Task brief ▸
From the listing below, extract every line containing "this".

[Rows from a figure dataset]

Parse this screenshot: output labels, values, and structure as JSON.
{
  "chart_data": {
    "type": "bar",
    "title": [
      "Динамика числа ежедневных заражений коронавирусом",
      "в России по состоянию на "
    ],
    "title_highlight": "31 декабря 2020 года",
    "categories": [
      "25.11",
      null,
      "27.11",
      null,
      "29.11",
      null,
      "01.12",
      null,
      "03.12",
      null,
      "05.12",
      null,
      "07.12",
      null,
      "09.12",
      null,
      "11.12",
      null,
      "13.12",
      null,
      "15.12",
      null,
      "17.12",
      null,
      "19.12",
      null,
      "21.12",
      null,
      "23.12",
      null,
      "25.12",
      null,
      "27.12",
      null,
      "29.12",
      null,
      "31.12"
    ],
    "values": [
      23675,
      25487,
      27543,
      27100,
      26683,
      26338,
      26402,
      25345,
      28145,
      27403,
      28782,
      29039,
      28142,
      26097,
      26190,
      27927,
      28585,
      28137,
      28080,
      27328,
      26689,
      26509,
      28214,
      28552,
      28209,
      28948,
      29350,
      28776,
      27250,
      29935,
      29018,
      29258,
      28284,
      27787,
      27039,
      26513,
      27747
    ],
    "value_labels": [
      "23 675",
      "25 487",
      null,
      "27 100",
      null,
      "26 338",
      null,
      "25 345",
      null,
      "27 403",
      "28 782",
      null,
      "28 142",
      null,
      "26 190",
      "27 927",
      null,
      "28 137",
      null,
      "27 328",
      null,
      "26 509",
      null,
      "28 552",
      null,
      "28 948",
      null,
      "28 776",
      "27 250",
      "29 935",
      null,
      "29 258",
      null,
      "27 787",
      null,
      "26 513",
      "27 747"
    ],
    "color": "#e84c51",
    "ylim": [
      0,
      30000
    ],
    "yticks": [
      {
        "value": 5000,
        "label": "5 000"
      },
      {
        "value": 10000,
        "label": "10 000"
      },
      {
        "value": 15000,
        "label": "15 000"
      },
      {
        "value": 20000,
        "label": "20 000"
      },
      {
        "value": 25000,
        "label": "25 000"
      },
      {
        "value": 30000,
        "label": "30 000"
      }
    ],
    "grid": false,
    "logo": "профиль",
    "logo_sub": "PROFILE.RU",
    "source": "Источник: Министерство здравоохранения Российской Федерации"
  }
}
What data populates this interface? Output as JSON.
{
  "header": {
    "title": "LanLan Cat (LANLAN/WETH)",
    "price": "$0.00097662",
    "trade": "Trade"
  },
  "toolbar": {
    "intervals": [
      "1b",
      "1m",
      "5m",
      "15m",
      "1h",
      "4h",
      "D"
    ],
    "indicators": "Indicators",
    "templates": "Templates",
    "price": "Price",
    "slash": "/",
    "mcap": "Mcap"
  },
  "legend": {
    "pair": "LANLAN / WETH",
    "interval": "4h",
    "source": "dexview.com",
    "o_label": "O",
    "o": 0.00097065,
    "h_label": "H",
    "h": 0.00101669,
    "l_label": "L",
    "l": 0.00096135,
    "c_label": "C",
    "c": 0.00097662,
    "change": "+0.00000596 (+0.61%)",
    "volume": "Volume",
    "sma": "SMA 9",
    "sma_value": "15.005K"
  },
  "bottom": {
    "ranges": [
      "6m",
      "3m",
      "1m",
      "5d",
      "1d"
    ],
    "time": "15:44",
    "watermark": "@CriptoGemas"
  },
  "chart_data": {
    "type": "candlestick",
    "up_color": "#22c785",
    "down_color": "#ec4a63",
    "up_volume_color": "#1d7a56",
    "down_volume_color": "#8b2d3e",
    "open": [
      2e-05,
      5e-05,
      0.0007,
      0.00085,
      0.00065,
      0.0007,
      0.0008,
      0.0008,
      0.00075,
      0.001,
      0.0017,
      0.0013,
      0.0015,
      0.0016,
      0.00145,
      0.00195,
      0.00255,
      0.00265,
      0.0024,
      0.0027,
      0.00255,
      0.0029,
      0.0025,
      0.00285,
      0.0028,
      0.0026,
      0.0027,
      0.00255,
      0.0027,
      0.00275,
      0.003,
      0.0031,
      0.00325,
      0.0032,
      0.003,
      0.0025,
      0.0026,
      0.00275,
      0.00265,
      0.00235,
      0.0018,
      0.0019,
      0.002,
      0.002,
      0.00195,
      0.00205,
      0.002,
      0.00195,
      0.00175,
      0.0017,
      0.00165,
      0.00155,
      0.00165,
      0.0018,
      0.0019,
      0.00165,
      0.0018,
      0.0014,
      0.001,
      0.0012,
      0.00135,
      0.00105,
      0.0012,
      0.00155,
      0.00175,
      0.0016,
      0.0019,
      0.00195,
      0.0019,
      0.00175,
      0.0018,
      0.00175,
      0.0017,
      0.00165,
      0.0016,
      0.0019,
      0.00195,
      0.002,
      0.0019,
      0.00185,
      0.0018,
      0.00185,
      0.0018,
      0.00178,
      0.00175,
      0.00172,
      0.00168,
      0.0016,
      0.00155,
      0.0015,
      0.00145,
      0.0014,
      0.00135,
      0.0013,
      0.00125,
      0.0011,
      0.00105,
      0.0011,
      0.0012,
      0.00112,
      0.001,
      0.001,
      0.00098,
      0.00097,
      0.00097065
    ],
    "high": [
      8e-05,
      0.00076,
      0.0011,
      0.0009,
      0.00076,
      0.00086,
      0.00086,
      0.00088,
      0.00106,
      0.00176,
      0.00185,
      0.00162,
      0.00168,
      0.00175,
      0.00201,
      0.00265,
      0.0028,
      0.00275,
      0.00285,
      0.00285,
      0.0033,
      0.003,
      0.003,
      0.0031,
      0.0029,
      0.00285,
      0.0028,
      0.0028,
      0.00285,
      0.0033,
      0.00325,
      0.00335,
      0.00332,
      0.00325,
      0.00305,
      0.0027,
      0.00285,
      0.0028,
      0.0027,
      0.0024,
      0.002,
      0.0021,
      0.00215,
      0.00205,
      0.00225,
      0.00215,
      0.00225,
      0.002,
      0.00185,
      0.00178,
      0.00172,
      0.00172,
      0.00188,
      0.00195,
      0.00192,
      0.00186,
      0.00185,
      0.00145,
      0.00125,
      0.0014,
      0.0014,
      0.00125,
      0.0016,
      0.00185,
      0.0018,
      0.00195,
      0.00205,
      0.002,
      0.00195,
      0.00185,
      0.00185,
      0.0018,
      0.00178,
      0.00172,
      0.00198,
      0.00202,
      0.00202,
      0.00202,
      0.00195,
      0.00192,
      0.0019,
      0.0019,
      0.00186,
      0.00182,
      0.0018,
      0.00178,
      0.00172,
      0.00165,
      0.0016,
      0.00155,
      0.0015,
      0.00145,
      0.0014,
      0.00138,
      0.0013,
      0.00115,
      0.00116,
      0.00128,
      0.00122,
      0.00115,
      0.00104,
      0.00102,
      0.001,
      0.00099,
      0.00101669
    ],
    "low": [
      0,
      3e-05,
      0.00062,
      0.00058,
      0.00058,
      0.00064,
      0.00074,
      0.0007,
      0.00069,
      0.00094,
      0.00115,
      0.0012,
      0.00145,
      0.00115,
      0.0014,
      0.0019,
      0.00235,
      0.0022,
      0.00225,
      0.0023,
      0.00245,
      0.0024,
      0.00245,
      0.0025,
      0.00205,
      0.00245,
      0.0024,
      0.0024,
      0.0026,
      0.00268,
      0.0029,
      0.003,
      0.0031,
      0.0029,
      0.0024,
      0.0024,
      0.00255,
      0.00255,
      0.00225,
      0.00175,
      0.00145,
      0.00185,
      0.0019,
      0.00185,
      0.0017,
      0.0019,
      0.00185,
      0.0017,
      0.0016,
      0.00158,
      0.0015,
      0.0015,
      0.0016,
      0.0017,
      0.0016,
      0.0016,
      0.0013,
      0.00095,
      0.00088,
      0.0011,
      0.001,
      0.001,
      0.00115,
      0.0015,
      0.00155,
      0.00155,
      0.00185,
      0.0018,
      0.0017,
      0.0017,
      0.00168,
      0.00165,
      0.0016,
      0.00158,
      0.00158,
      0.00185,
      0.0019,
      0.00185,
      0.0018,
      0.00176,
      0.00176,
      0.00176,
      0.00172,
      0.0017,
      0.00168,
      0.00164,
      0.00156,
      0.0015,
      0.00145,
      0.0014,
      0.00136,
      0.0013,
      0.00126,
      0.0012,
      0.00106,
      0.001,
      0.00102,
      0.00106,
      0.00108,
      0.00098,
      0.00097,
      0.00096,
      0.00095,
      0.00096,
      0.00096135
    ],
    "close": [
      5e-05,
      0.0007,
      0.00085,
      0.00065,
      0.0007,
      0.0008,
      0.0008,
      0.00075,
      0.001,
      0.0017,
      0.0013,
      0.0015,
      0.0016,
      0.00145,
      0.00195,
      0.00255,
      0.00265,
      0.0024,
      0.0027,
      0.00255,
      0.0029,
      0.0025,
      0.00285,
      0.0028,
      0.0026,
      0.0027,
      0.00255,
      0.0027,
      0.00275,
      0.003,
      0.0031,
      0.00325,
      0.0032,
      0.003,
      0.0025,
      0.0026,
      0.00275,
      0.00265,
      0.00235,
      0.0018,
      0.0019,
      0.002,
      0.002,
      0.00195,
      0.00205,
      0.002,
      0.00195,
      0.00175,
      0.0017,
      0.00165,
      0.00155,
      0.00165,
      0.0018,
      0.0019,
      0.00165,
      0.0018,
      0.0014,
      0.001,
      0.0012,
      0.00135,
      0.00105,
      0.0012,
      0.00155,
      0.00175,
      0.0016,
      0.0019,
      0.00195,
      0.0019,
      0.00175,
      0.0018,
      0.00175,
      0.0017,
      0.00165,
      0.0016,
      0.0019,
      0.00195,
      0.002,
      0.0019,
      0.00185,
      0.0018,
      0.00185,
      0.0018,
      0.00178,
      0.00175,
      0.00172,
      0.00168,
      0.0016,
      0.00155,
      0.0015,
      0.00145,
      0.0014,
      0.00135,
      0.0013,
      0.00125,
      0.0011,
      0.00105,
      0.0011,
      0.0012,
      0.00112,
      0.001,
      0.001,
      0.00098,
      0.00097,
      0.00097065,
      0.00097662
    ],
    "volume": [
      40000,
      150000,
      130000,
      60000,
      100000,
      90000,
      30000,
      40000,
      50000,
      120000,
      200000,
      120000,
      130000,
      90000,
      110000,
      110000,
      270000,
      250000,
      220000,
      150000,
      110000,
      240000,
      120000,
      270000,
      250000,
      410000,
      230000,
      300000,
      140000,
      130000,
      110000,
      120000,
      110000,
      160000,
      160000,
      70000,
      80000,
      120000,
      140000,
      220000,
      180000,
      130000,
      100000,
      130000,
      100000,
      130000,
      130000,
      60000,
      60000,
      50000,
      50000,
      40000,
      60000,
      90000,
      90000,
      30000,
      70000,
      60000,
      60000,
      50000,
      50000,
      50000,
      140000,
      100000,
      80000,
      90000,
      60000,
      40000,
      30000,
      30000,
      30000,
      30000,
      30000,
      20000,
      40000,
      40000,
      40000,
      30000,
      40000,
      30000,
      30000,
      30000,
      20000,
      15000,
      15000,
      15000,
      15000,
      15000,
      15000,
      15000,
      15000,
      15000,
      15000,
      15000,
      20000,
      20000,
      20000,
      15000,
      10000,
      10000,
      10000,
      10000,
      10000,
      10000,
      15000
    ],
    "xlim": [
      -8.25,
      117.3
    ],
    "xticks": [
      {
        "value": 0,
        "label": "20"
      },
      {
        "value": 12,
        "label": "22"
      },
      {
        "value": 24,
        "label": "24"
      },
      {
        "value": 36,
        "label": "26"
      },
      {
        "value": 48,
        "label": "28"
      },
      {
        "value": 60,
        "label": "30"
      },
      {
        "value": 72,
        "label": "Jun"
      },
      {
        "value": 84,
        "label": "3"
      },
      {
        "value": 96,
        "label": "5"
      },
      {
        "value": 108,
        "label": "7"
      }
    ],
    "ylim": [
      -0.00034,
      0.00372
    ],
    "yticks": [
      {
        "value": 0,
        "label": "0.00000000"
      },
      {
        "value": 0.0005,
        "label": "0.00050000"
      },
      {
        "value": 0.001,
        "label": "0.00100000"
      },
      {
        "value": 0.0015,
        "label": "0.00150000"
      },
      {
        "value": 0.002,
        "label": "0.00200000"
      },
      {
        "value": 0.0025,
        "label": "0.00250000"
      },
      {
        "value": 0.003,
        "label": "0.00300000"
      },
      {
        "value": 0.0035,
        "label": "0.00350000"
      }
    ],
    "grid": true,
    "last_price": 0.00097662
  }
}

Exercise response ▸
Parse this screenshot: output labels, values, and structure as JSON.
What data populates this interface? Output as JSON.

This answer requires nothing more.